§ PROMPT A: According to the Arabian oryx text below, by what time was the animal extinct in the wild?
§ PROMPT B: From the Arabian oryx text below, list every place where the animal could still be found in the early 1800s.
§ PROMPT C: Please write a continuation of the Arabian oryx text below, starting after its final sentence.

§ PAGE TEXT:
Arabian Oryx
Oryx leucoryx
About Arabian Oryx
The Arabian oryx or white oryx is a medium sized antelope with a distinct shoulder hump, long straight horns, and a tufted tail. It is a bovid, and the smallest member of Oryx genus, native to desert and steppe areas of the Arabian peninsula. The Arabian Oryx was extinct in the wild by the early 1970s, but was saved in zoos and private preserves and reintroduced into the wild starting in 1980.
Historically the Arabian oryx probably ranged throughout most of the Middle East. In the early 1800s they could still be found in the Sinai, Israel, the Transjordan, much of Iraq, and most of the Arabian peninsula. During the 19th and early 20th centuries, the range of the Arabian Oryx was pushed back towards Saudi Arabia, and by 1914 there were only a few survivors outside that country. There were a few reports of Arabian Oryx in Jordan into the 1930s, but by the mid 1930s the only remaining populations were in the Nafud Desert in the Northwest of Saudi Arabia and the Rub' al Khali in the South.

§ INFORMATION SUPPLIED:

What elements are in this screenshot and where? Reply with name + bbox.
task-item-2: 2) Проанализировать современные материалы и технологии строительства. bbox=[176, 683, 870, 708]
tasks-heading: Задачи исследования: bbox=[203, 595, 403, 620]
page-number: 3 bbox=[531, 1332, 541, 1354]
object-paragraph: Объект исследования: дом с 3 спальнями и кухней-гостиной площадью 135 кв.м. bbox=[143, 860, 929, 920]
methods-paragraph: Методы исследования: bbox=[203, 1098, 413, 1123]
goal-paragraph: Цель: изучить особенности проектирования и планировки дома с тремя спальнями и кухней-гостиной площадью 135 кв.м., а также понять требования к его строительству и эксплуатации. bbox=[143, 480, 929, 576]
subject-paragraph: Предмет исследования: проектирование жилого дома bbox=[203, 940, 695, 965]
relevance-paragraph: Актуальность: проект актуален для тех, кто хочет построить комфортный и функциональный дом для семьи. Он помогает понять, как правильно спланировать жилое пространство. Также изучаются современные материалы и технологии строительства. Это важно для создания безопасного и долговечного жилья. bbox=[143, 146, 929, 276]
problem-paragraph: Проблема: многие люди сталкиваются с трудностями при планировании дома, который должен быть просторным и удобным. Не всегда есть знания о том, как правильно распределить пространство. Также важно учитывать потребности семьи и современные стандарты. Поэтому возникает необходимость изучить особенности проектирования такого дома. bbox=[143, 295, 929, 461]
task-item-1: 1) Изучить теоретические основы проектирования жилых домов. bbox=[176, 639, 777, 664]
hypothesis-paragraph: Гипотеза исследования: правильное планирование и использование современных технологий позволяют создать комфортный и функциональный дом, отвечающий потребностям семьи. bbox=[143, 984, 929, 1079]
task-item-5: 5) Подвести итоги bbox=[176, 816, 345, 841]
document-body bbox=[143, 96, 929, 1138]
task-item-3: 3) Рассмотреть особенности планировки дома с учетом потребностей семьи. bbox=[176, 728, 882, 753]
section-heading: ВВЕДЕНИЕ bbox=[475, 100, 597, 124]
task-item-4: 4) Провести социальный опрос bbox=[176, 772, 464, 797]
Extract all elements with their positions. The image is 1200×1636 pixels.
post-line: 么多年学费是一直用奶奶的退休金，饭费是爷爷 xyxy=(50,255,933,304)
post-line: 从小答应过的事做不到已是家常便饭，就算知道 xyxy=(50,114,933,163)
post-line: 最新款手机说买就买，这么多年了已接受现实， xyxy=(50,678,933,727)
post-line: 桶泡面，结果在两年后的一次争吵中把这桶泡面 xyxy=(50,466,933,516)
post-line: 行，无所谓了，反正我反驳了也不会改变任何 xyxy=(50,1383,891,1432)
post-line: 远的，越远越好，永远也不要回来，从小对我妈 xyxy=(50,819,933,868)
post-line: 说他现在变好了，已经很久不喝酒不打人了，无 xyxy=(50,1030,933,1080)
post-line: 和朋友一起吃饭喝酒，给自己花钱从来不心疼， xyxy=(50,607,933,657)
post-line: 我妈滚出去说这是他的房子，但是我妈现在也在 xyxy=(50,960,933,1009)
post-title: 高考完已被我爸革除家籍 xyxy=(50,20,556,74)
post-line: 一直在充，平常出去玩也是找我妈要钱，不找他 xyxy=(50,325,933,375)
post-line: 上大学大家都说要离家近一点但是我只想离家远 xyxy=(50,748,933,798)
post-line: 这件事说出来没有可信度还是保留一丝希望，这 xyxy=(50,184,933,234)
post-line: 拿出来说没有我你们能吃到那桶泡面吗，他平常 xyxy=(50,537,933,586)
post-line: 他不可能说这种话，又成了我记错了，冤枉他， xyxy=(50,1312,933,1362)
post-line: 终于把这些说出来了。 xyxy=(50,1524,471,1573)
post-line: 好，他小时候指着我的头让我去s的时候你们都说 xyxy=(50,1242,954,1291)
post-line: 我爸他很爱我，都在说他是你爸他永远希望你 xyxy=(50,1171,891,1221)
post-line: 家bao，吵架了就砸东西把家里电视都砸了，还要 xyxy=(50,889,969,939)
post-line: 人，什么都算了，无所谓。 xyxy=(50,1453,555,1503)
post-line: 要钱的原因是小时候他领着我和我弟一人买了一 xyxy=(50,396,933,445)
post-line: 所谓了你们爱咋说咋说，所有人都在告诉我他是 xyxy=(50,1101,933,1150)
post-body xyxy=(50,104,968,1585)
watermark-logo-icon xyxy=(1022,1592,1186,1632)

§ EXERCISE ANSWER A: By the early 1970s.

§ EXERCISE ANSWER B:
- The Sinai
- Israel
- The Transjordan
- Much of Iraq
- Most of the Arabian peninsula

§ EXERCISE ANSWER C:
In the 1930s, Arabian princes and oil company clerks started hunting Arabian oryx with automobiles and rifles. Hunts grew in size, and some were reported to employ as many as 300 vehicles. By the middle of the twentieth century, the Northern population was effectively extinct. The last Arabian Oryx in the wild prior to reintroduction were reported in 1972.
Arabian oryx prefer to range in gravel desert or hard sand where the speed and endurance will protect them from most predators, as well as most hunters on foot. In the sand deserts in Saudi Arabia, the Arabian oryx used to be found in the hard sand areas of the flats between the softer dunes and ridges.
Arabian oryx have been reintroduced to Oman, Saudi Arabia, Israel, United Arab Emirates, and Jordan. There is a small introduced population on Hawar Island, Bahrain and large semi-managed populations at several sites in Qatar and UAE. The total reintroduced population is now estimated to be around 1,000. This puts the Arabian oryx well over the threshold of 250 mature individuals needed to qualify for Endangered.